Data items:
>>>>>
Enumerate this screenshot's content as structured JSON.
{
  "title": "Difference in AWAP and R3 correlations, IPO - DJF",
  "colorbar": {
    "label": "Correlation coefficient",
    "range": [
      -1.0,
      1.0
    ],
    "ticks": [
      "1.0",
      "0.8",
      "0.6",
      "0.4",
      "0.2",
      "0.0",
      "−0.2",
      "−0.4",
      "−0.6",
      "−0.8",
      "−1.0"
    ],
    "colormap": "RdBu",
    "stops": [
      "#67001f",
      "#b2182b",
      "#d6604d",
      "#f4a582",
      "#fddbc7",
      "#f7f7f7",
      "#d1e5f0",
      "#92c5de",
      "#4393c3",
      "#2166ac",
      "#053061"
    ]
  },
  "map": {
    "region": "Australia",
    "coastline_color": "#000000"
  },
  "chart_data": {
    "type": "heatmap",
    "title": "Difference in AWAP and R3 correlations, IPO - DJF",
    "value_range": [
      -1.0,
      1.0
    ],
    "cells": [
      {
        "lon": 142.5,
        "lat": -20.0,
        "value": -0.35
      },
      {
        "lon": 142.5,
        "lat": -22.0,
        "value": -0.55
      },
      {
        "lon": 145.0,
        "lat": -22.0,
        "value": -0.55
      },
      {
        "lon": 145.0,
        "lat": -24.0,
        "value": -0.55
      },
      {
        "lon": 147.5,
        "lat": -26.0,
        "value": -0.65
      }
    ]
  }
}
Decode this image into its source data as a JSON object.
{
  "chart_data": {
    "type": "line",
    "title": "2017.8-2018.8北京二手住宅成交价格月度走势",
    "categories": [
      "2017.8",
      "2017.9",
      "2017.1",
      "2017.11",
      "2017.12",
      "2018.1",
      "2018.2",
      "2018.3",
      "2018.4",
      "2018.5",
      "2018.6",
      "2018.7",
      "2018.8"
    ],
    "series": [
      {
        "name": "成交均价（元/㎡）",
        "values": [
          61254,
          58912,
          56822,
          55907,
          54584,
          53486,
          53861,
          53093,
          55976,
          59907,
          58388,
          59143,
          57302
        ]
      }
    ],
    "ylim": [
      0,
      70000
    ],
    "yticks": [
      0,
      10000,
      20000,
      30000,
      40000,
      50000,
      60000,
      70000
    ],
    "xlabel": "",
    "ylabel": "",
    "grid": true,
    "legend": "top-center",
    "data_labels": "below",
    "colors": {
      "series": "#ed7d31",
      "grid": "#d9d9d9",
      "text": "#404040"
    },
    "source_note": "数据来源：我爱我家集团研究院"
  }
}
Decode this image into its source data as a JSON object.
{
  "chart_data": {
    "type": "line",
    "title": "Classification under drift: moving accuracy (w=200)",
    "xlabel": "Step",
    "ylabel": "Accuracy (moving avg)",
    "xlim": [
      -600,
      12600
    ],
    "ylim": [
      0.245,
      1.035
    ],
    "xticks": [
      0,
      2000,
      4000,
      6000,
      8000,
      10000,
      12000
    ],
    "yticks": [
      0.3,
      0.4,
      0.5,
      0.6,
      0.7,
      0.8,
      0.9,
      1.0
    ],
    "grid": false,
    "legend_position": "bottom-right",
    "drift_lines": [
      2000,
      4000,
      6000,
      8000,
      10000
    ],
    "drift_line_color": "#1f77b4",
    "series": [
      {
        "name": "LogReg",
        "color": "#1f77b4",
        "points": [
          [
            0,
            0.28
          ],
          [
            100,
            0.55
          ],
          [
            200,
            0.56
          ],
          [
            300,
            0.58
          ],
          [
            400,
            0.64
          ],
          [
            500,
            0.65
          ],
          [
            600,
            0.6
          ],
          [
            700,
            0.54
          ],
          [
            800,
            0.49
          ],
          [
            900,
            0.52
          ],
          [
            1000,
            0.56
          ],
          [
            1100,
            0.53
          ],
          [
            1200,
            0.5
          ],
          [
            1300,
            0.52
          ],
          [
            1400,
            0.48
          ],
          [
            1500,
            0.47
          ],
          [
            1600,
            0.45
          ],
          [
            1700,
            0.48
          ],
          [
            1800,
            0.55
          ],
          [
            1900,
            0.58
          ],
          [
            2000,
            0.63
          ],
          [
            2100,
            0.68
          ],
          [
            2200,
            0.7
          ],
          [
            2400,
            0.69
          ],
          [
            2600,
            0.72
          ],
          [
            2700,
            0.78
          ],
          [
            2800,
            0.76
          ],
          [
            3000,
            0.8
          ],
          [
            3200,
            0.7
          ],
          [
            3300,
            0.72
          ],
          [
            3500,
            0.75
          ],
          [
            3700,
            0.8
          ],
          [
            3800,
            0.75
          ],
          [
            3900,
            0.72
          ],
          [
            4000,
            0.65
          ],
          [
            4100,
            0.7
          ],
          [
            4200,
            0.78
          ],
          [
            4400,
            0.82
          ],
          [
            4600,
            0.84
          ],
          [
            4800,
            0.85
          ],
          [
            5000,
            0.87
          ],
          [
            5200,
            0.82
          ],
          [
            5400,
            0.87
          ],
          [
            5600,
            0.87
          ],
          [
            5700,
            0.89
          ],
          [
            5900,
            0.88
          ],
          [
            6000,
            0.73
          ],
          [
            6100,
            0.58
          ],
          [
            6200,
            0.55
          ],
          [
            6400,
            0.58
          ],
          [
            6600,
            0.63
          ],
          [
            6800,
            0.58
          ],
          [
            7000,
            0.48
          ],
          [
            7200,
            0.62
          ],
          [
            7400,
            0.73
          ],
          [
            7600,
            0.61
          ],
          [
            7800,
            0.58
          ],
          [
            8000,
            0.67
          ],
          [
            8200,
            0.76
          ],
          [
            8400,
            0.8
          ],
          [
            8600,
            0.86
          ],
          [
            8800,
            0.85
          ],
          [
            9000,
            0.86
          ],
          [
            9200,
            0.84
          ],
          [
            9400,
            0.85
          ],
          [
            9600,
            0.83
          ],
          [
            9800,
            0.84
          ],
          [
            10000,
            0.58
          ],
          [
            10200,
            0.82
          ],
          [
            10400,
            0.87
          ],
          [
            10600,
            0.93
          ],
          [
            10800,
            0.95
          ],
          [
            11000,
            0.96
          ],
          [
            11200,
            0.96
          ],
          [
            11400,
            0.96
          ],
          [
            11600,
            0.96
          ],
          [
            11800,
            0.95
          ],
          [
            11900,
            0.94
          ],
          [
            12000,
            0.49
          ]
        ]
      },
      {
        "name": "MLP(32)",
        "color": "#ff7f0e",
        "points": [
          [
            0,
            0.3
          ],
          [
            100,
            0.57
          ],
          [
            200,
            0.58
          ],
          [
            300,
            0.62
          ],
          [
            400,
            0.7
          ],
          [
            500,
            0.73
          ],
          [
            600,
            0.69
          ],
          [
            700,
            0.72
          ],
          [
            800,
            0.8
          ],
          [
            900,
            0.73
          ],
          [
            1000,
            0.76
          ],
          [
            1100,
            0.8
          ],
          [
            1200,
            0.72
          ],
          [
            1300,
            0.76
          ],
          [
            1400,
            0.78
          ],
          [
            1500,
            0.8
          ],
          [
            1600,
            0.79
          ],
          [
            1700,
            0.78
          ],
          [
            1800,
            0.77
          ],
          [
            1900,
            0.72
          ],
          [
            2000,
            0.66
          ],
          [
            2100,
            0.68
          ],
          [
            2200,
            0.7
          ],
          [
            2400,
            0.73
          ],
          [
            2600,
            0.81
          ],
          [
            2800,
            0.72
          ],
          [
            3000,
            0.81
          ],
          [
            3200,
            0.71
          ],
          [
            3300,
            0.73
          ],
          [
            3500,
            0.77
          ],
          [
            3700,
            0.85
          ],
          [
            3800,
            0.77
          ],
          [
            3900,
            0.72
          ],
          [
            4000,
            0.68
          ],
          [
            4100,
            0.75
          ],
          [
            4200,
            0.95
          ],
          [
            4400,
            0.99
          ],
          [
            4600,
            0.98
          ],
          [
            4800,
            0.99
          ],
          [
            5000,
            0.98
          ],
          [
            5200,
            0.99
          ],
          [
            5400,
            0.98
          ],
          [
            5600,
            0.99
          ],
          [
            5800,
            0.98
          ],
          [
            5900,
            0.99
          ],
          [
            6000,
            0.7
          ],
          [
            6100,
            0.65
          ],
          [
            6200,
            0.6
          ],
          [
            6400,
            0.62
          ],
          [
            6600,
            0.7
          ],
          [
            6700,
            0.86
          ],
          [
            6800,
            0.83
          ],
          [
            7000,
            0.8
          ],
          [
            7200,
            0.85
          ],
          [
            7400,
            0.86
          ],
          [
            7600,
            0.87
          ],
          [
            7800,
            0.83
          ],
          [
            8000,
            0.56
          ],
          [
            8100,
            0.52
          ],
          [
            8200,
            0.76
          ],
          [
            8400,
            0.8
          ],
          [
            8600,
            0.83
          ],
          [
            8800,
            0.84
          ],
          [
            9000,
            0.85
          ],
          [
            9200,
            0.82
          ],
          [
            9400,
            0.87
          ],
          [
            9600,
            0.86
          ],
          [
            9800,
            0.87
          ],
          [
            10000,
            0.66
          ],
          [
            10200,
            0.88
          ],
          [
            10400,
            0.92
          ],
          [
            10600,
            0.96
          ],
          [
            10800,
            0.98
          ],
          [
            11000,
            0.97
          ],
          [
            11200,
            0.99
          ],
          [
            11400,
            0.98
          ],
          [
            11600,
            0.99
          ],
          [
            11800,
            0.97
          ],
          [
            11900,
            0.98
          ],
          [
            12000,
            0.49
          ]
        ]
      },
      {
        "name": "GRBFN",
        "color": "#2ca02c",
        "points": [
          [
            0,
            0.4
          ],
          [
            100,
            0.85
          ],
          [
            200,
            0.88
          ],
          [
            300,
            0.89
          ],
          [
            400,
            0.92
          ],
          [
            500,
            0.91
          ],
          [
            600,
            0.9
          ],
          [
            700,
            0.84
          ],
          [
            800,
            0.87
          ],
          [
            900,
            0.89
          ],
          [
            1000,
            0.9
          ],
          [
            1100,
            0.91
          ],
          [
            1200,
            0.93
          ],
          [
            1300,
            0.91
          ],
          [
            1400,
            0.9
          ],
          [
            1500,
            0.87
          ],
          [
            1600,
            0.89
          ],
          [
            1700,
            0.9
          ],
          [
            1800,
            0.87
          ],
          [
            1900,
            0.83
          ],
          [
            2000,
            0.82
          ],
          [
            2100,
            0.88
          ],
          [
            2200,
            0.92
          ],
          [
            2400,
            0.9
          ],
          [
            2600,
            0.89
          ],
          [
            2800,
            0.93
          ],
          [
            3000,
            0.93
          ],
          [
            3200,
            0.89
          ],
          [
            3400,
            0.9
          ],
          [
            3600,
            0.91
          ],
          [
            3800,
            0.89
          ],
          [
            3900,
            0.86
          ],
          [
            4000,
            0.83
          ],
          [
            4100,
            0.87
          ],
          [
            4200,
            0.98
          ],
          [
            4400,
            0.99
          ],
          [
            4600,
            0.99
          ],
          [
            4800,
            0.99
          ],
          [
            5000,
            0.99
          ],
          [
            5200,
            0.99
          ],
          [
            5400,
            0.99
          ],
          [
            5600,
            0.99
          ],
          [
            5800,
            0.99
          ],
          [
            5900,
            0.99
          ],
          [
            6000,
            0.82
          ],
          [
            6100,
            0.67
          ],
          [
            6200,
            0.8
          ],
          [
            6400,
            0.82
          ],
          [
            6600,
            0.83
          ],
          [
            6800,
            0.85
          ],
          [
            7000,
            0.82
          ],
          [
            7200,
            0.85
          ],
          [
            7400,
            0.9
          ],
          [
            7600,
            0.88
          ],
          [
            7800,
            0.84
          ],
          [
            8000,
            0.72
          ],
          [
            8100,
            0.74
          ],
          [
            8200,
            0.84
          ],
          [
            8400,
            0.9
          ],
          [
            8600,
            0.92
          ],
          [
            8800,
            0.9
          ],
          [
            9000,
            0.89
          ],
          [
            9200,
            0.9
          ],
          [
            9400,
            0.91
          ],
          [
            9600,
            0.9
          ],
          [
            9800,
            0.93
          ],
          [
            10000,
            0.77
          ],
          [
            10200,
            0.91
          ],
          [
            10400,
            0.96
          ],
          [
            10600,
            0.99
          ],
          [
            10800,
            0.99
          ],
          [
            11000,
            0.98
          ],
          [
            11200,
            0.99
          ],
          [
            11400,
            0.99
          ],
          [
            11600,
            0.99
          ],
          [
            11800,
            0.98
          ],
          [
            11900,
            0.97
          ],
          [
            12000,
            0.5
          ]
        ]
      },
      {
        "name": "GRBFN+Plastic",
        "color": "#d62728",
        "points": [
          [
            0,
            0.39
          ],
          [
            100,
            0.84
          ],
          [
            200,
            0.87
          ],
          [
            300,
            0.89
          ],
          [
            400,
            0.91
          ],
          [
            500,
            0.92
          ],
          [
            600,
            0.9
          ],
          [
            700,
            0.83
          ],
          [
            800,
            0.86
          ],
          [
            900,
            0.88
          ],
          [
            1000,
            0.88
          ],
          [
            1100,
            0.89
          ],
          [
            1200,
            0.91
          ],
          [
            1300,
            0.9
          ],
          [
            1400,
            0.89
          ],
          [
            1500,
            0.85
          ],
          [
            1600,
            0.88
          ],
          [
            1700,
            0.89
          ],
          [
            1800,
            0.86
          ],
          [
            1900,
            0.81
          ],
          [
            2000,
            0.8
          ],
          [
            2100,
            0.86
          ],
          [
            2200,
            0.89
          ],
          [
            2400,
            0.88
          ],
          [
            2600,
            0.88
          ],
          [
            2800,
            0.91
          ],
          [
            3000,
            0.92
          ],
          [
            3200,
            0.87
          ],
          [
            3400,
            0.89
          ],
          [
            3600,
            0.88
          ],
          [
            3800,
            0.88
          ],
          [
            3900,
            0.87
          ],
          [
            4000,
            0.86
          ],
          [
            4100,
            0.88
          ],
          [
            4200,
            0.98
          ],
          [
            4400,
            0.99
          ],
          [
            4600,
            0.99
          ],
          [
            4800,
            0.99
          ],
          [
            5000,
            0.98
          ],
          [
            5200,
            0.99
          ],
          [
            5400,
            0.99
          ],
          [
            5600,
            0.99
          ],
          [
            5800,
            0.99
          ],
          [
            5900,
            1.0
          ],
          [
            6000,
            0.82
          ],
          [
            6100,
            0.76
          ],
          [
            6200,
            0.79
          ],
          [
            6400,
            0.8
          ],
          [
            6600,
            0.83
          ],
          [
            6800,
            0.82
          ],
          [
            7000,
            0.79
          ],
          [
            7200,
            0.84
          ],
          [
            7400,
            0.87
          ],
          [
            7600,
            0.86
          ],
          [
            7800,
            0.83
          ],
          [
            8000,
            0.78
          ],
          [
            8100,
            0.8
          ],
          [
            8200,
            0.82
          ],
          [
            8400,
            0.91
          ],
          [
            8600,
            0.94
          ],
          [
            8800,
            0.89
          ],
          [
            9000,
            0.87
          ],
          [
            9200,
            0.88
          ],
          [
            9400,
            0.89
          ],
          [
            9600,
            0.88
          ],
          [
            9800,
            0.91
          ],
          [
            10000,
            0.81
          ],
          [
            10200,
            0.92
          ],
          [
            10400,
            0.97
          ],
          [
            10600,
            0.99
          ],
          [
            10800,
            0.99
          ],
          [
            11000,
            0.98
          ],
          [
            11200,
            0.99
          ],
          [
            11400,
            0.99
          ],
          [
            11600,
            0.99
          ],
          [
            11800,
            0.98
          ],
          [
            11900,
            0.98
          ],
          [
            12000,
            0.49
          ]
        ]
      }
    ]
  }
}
<<<<<
# EXERCISE DETAILS:
Search the entries for the word "AWAP", then list each line that holds it.

# SOLVED PROBLEM:
  "title": "Difference in AWAP and R3 correlations, IPO - DJF",
    "title": "Difference in AWAP and R3 correlations, IPO - DJF",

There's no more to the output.